**Passage**.
-.-.-
Communication 4: When Does Security Override Privacy?

Los Alamos World Futures Institute
Student Intern

In today’s age communication has gone from postcards and letters to posts on a virtual wall and letters on a keyboard. Texting and email have become primary forms of communication among Americans and are the two most common forms of non-personal communication. According to a 2014 survey done by Gallup News, 73 percent of Americans say they send or receive texts on a daily basis.

This 73 percent was then broken down into two categories, those who send or receive texts “a lot” on a daily basis and those who only send or receive texts “a little.” Out of the participants of the survey who said they receive text messages a lot, 68 percent are 18 to 29 years old. The younger generation is the predominant user of electronic communication, meaning that this form of communication will likely become utilized at an increasing rate as new generations begin to use this technology. But is this growth an entirely good thing?

As more communication begins to take place in cyberspace, it leaves more information in a place that can be seen by everyone. In order to establish some amount of privacy, there have been state and federal laws put into place such as the Electronic Communications Privacy Act (ECPA). This law was enacted in 1986 and prohibited access to certain information stored online and was primarily designed to put an end to unauthorized government access to electronic information.

Despite federal efforts to subdue invasion of privacy via electronics, even the ECPA and laws such as this do not give the users of electronic devices complete privacy. The ECPA, along with all its articles prohibiting the access of private electronic information, allows the tracing of phone calls with the addition of a “pen-trap provision,” named after the device tracking numbers from specific phone lines.

This goes to show that even the laws created for the protection of privacy cannot provide full security because the government needs some information in order to keep our country safe. But when does the breaching of privacy step over the line for the sake of security?
-.-.-
**Request A**. According to the passage, in what year was the Electronic Communications Privacy Act enacted?
**Request B**. Write out the passage from "As more communication" to "to electronic information.", keeping every word unchanged.
The listing that comes next is drawn from a separate source.

**Data extract**.
-.-.-
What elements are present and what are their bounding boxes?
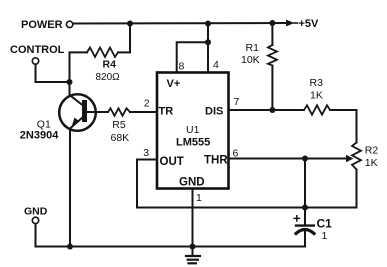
-.-.-
**Written response A**. 1986

**Written response B**.
As more communication begins to take place in cyberspace, it leaves more information in a place that can be seen by everyone. In order to establish some amount of privacy, there have been state and federal laws put into place such as the Electronic Communications Privacy Act (ECPA). This law was enacted in 1986 and prohibited access to certain information stored online and was primarily designed to put an end to unauthorized government access to electronic information.